> **Your goal**:
Among the lines below, count those with "being". Give the total alone.

━━━━━━━━

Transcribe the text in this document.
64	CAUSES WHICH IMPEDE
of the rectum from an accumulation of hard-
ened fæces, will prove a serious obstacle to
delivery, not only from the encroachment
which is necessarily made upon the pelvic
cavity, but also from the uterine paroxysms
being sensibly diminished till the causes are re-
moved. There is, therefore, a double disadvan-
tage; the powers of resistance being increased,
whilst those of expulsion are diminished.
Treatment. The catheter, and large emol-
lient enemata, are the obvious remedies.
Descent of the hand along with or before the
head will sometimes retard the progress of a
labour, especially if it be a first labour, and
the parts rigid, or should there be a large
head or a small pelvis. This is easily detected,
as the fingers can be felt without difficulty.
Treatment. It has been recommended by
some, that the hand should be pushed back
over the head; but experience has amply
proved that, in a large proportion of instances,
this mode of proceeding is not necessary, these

━━━━━━━━

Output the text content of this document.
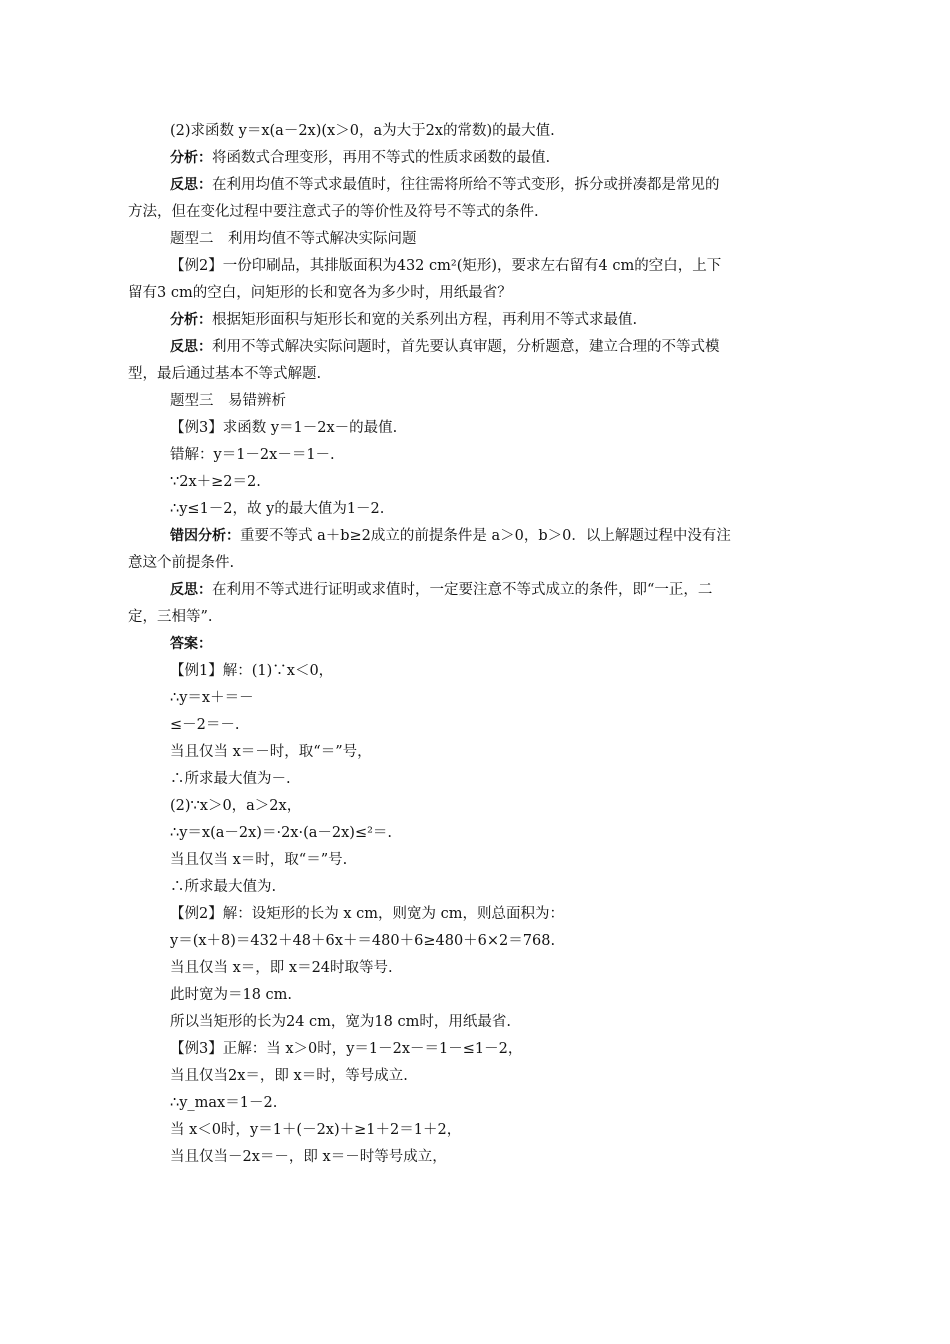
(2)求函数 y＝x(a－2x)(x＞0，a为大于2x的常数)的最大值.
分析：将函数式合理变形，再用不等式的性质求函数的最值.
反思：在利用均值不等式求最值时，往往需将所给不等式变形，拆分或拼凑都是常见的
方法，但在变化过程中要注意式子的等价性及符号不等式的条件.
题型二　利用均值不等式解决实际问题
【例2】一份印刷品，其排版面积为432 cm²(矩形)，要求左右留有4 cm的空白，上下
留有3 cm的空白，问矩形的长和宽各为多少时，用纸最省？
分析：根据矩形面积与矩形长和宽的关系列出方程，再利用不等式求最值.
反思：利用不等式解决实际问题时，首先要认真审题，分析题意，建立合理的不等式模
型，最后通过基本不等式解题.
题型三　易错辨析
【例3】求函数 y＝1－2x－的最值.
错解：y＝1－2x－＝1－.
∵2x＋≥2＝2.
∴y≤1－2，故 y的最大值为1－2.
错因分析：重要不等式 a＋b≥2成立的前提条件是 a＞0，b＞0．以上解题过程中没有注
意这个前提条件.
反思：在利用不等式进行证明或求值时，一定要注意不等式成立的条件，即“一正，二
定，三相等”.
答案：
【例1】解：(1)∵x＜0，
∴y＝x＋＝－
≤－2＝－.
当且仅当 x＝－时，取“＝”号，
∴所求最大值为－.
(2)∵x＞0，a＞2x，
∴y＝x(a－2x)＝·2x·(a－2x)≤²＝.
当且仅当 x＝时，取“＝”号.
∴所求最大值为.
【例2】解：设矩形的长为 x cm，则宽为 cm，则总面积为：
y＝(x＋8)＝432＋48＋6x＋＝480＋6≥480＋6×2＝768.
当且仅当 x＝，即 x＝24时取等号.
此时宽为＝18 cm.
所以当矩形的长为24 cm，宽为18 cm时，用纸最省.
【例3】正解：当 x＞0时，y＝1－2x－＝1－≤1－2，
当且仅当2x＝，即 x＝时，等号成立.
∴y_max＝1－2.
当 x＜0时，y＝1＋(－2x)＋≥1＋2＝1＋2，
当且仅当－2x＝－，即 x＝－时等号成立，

━━━━━━━━

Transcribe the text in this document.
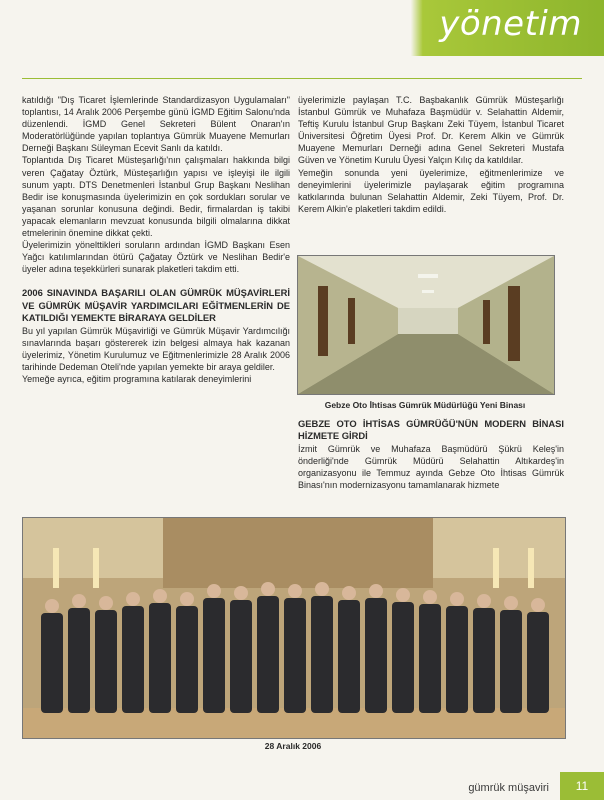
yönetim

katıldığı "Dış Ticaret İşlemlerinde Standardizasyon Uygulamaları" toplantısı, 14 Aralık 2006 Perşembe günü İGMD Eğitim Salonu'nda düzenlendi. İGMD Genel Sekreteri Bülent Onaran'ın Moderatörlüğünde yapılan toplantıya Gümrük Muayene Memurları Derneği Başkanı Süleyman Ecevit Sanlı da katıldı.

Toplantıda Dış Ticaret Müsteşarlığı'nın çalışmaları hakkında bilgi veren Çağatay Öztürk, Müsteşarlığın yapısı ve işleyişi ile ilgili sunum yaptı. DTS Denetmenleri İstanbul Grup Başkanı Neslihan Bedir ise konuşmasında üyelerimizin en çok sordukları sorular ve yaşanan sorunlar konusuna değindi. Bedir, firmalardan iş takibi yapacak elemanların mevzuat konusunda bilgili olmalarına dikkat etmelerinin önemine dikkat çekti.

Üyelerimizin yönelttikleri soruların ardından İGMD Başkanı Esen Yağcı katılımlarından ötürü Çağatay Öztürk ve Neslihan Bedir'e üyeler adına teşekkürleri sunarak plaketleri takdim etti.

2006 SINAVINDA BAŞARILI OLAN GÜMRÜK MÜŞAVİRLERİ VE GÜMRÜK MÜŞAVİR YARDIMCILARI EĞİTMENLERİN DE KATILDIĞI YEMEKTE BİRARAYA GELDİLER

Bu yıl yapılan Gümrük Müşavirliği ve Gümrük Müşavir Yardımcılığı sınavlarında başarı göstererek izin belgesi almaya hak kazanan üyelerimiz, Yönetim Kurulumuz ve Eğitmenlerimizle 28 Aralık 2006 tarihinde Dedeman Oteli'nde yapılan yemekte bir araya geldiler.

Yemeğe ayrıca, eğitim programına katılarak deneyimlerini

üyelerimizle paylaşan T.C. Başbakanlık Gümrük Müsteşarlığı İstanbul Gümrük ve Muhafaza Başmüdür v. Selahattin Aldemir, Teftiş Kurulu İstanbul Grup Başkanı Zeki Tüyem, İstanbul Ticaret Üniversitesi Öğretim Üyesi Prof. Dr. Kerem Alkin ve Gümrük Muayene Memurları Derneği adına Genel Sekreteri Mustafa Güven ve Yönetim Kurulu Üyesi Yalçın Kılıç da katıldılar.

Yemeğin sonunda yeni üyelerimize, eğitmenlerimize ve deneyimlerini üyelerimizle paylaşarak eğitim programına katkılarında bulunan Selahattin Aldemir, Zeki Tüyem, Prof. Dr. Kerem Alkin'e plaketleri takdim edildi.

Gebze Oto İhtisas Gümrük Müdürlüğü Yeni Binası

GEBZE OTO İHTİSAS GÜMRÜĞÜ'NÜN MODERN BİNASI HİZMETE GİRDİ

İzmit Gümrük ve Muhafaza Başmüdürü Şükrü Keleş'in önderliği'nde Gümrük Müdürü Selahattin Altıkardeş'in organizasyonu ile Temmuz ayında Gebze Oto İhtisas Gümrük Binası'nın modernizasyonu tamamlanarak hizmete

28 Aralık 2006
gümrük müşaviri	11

━━━━━━━━

> **Answer to the problem**:
2